-- start Data shown --

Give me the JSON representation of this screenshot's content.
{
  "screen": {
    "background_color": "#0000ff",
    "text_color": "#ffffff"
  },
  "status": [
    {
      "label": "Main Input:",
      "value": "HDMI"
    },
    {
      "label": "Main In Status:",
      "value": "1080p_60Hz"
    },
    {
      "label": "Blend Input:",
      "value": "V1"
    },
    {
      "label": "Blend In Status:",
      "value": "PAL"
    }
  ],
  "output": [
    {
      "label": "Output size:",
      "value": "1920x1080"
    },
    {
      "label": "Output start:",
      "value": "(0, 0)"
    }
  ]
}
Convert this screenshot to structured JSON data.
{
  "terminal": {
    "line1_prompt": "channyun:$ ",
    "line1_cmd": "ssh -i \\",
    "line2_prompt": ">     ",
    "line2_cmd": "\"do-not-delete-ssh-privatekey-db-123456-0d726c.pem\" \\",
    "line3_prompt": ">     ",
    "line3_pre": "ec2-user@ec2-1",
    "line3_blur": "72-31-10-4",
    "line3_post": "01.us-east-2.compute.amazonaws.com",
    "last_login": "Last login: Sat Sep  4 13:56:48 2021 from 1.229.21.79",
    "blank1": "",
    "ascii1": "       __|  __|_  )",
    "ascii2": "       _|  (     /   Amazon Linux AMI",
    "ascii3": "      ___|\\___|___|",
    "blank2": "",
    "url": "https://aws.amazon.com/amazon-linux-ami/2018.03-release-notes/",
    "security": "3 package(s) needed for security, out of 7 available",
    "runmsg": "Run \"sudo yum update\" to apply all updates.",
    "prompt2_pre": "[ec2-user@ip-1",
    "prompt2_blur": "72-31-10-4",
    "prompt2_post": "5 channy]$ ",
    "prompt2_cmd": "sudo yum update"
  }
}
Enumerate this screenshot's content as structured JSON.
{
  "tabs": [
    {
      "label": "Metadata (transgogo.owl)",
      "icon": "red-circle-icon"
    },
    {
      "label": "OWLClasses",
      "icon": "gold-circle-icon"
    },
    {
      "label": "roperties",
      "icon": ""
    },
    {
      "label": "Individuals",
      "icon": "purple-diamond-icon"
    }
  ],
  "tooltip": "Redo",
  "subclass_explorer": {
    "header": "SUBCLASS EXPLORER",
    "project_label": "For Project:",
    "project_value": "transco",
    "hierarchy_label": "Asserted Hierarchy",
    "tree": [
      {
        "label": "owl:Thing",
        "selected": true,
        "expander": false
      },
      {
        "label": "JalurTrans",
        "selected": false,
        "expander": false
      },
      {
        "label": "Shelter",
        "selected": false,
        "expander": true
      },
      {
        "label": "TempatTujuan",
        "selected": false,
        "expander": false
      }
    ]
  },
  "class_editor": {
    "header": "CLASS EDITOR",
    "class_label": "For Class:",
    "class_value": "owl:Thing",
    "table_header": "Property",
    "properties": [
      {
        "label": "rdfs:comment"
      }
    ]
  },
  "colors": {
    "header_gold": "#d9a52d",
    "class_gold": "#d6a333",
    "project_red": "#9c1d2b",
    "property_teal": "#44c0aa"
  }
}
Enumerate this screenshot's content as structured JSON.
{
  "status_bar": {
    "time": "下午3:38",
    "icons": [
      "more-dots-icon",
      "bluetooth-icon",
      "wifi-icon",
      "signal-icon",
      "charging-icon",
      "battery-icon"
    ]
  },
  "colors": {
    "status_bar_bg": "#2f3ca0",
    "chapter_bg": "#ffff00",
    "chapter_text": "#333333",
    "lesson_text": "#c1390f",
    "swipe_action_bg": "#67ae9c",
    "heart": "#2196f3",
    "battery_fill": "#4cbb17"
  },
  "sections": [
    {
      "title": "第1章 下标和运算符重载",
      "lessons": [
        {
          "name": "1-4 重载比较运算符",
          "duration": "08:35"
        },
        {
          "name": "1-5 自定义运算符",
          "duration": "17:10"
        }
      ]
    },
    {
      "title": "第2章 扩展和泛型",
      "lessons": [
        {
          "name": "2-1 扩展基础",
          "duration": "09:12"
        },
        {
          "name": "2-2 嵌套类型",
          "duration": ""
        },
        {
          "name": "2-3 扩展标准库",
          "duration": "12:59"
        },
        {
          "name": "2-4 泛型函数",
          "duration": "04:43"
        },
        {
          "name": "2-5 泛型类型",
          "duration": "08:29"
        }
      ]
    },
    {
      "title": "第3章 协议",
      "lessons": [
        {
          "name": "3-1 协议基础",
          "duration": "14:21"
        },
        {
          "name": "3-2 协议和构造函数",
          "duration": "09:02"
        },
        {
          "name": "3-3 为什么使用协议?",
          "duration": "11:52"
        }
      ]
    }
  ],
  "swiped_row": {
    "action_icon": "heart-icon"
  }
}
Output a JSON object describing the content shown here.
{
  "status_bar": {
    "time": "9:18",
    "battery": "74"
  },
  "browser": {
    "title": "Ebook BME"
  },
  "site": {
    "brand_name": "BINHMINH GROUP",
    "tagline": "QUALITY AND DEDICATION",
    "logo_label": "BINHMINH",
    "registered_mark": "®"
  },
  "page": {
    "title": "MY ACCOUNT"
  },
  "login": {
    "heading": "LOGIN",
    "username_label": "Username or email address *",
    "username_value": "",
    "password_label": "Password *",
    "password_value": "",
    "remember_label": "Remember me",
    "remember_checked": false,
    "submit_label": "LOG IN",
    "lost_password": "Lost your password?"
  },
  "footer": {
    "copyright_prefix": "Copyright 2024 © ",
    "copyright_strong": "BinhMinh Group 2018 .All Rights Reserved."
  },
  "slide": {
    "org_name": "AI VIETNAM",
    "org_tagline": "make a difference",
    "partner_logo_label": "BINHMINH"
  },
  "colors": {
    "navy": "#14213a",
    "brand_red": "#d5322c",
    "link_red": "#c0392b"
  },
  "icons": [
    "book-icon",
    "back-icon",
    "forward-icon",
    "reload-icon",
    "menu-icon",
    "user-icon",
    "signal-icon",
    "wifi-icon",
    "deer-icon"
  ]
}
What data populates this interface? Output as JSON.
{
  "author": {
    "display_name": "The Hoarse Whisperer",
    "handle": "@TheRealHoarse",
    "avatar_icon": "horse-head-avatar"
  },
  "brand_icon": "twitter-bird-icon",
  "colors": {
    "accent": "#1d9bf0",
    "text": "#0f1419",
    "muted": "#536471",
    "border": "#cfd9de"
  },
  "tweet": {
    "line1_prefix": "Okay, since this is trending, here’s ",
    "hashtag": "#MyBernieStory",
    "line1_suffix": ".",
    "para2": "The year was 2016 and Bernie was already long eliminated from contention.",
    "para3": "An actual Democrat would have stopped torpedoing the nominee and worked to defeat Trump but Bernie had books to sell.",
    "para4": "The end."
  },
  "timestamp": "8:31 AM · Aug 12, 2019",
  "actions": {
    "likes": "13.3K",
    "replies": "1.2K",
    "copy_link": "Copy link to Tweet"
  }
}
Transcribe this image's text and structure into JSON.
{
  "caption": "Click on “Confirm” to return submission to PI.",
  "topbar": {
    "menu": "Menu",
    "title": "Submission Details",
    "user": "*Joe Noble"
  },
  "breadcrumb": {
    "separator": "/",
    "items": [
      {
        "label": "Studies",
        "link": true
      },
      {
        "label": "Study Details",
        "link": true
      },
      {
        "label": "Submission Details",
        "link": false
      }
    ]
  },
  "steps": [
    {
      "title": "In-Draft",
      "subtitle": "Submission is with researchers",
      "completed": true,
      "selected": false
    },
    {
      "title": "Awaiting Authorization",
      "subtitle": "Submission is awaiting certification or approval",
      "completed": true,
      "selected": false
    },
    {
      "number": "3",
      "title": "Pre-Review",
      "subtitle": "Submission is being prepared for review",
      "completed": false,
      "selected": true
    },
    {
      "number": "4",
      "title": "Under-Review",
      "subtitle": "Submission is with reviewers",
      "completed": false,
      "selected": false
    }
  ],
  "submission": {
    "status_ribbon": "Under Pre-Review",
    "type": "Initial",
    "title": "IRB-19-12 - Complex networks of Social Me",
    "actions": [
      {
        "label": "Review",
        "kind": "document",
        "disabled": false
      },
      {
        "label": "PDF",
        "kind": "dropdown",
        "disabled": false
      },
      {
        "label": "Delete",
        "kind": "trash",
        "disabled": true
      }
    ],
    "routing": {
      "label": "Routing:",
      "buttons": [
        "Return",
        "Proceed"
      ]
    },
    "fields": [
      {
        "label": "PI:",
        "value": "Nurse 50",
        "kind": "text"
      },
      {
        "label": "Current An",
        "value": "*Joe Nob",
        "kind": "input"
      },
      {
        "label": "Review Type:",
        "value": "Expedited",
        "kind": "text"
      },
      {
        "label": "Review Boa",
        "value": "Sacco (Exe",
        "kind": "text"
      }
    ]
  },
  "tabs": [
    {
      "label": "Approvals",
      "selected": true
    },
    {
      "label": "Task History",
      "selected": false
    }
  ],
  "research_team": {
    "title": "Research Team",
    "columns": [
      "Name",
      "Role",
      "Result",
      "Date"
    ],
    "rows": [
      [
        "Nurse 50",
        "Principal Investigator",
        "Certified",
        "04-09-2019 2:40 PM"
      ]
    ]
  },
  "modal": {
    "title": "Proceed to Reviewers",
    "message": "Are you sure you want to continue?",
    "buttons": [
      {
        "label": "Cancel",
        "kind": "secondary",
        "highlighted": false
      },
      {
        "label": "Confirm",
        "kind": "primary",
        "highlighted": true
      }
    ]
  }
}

-- end Data shown --

● What is being asked: Sift the material for lines with the string "heart". Copy each one found.

● The output:
    "heart": "#2196f3",
    "action_icon": "heart-icon"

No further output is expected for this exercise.